- Records for the exercise:
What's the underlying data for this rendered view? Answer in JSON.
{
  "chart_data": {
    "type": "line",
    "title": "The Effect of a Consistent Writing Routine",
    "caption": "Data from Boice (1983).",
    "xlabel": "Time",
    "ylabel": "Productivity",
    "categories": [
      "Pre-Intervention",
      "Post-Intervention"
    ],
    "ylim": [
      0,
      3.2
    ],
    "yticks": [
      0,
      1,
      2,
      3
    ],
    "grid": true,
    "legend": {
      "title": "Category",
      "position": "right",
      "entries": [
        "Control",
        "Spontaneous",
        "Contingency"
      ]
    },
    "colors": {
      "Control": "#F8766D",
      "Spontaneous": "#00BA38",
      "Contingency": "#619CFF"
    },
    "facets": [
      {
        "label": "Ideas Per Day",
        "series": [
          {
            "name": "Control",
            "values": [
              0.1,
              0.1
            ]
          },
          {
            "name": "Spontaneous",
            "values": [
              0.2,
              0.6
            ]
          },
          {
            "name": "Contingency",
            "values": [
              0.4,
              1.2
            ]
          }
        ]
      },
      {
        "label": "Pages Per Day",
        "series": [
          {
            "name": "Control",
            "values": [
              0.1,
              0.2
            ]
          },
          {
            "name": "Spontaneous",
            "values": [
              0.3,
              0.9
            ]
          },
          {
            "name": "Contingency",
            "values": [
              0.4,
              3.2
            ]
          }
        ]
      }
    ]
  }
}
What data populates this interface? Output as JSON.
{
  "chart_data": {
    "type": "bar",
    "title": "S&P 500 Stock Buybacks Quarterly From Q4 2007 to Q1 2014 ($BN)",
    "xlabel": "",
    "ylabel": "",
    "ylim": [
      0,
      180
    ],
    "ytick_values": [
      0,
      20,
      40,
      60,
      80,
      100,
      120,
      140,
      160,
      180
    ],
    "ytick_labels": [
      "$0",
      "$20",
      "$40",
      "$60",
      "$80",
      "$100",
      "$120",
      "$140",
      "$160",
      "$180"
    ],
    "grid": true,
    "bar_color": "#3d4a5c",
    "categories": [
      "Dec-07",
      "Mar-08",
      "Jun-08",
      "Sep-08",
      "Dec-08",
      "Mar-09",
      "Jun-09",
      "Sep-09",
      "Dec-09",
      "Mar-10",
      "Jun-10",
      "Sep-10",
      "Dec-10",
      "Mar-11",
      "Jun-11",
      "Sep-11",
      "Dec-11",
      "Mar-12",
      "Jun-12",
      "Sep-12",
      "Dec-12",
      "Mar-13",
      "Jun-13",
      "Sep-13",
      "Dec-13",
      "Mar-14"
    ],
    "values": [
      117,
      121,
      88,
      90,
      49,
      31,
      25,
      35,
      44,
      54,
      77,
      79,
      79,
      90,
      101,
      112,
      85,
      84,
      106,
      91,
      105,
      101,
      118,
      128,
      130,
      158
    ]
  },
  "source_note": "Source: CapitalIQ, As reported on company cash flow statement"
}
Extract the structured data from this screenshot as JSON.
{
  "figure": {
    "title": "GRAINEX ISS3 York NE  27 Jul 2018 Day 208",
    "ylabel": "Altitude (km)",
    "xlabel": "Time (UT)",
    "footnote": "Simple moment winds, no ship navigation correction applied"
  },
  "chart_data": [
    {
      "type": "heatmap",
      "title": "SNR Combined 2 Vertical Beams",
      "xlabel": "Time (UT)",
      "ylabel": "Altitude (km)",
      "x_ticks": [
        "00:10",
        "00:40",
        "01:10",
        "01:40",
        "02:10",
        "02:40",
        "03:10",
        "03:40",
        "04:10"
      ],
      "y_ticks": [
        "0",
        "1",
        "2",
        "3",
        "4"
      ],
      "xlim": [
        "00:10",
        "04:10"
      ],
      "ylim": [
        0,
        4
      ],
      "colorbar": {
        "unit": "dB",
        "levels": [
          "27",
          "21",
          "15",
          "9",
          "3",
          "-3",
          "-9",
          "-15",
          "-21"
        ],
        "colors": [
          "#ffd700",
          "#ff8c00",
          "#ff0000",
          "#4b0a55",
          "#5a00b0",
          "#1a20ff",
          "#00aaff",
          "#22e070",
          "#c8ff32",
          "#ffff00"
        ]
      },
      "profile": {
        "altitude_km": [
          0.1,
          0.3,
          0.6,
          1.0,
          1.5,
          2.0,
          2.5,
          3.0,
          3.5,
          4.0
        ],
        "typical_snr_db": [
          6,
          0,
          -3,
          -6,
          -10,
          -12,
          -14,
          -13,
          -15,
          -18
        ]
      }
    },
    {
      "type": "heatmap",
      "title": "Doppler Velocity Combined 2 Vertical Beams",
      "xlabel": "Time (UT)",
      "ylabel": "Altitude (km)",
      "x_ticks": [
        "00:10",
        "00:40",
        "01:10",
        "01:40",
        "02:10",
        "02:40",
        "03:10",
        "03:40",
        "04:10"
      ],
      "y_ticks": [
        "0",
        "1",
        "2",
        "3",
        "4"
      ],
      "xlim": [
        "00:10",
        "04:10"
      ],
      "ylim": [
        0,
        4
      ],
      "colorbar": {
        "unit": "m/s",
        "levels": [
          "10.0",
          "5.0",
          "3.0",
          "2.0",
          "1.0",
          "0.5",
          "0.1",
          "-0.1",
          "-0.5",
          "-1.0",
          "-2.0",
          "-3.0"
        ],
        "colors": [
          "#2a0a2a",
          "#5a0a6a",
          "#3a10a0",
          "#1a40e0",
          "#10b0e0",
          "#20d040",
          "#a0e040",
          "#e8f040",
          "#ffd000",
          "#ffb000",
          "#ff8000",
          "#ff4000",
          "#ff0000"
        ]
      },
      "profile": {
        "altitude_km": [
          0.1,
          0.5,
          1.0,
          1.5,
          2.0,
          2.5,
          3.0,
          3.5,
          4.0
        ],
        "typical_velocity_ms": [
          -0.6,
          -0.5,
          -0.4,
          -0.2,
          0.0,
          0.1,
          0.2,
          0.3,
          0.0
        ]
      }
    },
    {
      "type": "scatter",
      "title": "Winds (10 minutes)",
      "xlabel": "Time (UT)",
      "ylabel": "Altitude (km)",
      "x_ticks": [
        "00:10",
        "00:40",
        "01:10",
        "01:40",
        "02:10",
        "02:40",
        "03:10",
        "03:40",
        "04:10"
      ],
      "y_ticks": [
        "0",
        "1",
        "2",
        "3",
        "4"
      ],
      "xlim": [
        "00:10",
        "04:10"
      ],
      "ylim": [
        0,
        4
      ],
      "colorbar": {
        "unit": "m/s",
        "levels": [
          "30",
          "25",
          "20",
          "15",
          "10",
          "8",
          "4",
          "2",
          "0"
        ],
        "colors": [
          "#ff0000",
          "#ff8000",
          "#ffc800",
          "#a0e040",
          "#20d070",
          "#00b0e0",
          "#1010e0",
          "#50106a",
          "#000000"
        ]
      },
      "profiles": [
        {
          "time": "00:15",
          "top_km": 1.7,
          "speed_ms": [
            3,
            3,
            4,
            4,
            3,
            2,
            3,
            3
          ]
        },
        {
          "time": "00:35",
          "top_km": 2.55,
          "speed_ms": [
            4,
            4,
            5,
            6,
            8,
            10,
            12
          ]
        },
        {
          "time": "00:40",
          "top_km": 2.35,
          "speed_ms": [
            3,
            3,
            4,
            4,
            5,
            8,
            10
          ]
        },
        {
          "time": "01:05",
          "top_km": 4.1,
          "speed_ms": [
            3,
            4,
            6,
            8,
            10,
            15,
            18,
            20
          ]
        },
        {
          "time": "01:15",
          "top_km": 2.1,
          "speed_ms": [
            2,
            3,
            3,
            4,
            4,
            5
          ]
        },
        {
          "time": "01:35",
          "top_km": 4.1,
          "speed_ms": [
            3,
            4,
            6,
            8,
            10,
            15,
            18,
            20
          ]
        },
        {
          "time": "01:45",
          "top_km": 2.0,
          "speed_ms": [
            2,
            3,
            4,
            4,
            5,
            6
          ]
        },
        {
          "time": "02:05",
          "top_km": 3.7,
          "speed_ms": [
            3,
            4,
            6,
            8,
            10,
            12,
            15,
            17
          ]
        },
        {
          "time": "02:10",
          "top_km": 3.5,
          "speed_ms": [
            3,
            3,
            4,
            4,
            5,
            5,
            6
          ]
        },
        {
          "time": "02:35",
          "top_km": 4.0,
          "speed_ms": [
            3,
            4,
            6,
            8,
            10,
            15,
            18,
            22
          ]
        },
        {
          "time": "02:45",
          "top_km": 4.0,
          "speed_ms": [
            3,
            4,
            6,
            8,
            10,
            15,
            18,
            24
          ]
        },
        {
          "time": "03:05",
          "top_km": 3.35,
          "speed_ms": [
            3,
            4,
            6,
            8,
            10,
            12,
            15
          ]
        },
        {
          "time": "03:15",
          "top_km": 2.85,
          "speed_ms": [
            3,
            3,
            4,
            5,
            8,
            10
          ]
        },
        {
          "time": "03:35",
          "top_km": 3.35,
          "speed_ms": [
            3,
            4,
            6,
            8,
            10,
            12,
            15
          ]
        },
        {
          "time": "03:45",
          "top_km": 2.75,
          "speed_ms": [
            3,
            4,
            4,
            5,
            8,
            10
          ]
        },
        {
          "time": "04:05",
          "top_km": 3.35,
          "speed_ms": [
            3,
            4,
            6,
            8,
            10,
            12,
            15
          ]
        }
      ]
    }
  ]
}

- Problem:
Scan the listing above and copy all lines containing the word "Vertical".

- Answer to the problem:
      "title": "SNR Combined 2 Vertical Beams",
      "title": "Doppler Velocity Combined 2 Vertical Beams",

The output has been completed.